→ Aim:
Write every record out again exactly as given.

--- Start of Entries shown ---

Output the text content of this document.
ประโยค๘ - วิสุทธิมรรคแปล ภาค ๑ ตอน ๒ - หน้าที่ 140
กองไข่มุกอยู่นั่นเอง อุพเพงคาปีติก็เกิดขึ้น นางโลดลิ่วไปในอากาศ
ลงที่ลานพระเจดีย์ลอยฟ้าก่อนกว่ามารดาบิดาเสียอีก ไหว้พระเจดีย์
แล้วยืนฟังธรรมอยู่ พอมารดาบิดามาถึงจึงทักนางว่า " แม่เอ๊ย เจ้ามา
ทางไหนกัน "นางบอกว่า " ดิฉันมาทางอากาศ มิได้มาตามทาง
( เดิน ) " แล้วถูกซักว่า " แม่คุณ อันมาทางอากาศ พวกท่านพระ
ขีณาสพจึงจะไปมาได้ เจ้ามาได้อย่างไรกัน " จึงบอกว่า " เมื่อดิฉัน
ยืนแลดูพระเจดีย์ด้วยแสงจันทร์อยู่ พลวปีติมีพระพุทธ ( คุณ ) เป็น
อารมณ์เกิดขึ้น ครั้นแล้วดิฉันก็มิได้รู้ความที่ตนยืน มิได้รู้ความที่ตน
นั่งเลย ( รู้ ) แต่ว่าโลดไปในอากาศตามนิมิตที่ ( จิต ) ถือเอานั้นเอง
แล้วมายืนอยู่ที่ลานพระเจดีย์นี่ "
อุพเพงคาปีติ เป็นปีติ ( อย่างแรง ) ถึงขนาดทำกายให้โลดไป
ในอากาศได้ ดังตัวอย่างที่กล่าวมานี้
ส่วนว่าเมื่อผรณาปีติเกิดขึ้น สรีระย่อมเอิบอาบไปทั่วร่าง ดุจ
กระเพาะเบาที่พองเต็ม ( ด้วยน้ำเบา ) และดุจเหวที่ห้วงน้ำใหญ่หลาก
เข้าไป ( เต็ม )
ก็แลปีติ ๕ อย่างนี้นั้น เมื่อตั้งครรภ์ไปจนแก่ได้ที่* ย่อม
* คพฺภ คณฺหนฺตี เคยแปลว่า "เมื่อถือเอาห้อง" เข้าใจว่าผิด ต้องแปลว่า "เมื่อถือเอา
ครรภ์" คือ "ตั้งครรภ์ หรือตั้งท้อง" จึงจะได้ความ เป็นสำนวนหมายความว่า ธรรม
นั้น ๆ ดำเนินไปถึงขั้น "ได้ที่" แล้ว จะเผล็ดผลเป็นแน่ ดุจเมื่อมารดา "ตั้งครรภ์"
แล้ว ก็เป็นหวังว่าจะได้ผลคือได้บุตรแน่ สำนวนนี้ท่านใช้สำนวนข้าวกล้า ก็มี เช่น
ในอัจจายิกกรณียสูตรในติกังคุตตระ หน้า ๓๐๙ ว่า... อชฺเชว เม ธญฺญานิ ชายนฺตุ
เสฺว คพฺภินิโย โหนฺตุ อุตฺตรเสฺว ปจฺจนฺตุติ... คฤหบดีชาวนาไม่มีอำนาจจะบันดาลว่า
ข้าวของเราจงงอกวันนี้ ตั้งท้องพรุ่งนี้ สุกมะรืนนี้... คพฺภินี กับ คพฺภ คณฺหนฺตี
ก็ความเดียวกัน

--- End of Entries shown ---

→ Result of the exercise:
Output the text content of this document.
ประโยค๘ - วิสุทธิมรรคแปล ภาค ๑ ตอน ๒ - หน้าที่ 140
กองไข่มุกอยู่นั่นเอง อุพเพงคาปีติก็เกิดขึ้น นางโลดลิ่วไปในอากาศ
ลงที่ลานพระเจดีย์ลอยฟ้าก่อนกว่ามารดาบิดาเสียอีก ไหว้พระเจดีย์
แล้วยืนฟังธรรมอยู่ พอมารดาบิดามาถึงจึงทักนางว่า " แม่เอ๊ย เจ้ามา
ทางไหนกัน "นางบอกว่า " ดิฉันมาทางอากาศ มิได้มาตามทาง
( เดิน ) " แล้วถูกซักว่า " แม่คุณ อันมาทางอากาศ พวกท่านพระ
ขีณาสพจึงจะไปมาได้ เจ้ามาได้อย่างไรกัน " จึงบอกว่า " เมื่อดิฉัน
ยืนแลดูพระเจดีย์ด้วยแสงจันทร์อยู่ พลวปีติมีพระพุทธ ( คุณ ) เป็น
อารมณ์เกิดขึ้น ครั้นแล้วดิฉันก็มิได้รู้ความที่ตนยืน มิได้รู้ความที่ตน
นั่งเลย ( รู้ ) แต่ว่าโลดไปในอากาศตามนิมิตที่ ( จิต ) ถือเอานั้นเอง
แล้วมายืนอยู่ที่ลานพระเจดีย์นี่ "
อุพเพงคาปีติ เป็นปีติ ( อย่างแรง ) ถึงขนาดทำกายให้โลดไป
ในอากาศได้ ดังตัวอย่างที่กล่าวมานี้
ส่วนว่าเมื่อผรณาปีติเกิดขึ้น สรีระย่อมเอิบอาบไปทั่วร่าง ดุจ
กระเพาะเบาที่พองเต็ม ( ด้วยน้ำเบา ) และดุจเหวที่ห้วงน้ำใหญ่หลาก
เข้าไป ( เต็ม )
ก็แลปีติ ๕ อย่างนี้นั้น เมื่อตั้งครรภ์ไปจนแก่ได้ที่* ย่อม
* คพฺภ คณฺหนฺตี เคยแปลว่า "เมื่อถือเอาห้อง" เข้าใจว่าผิด ต้องแปลว่า "เมื่อถือเอา
ครรภ์" คือ "ตั้งครรภ์ หรือตั้งท้อง" จึงจะได้ความ เป็นสำนวนหมายความว่า ธรรม
นั้น ๆ ดำเนินไปถึงขั้น "ได้ที่" แล้ว จะเผล็ดผลเป็นแน่ ดุจเมื่อมารดา "ตั้งครรภ์"
แล้ว ก็เป็นหวังว่าจะได้ผลคือได้บุตรแน่ สำนวนนี้ท่านใช้สำนวนข้าวกล้า ก็มี เช่น
ในอัจจายิกกรณียสูตรในติกังคุตตระ หน้า ๓๐๙ ว่า... อชฺเชว เม ธญฺญานิ ชายนฺตุ
เสฺว คพฺภินิโย โหนฺตุ อุตฺตรเสฺว ปจฺจนฺตุติ... คฤหบดีชาวนาไม่มีอำนาจจะบันดาลว่า
ข้าวของเราจงงอกวันนี้ ตั้งท้องพรุ่งนี้ สุกมะรืนนี้... คพฺภินี กับ คพฺภ คณฺหนฺตี
ก็ความเดียวกัน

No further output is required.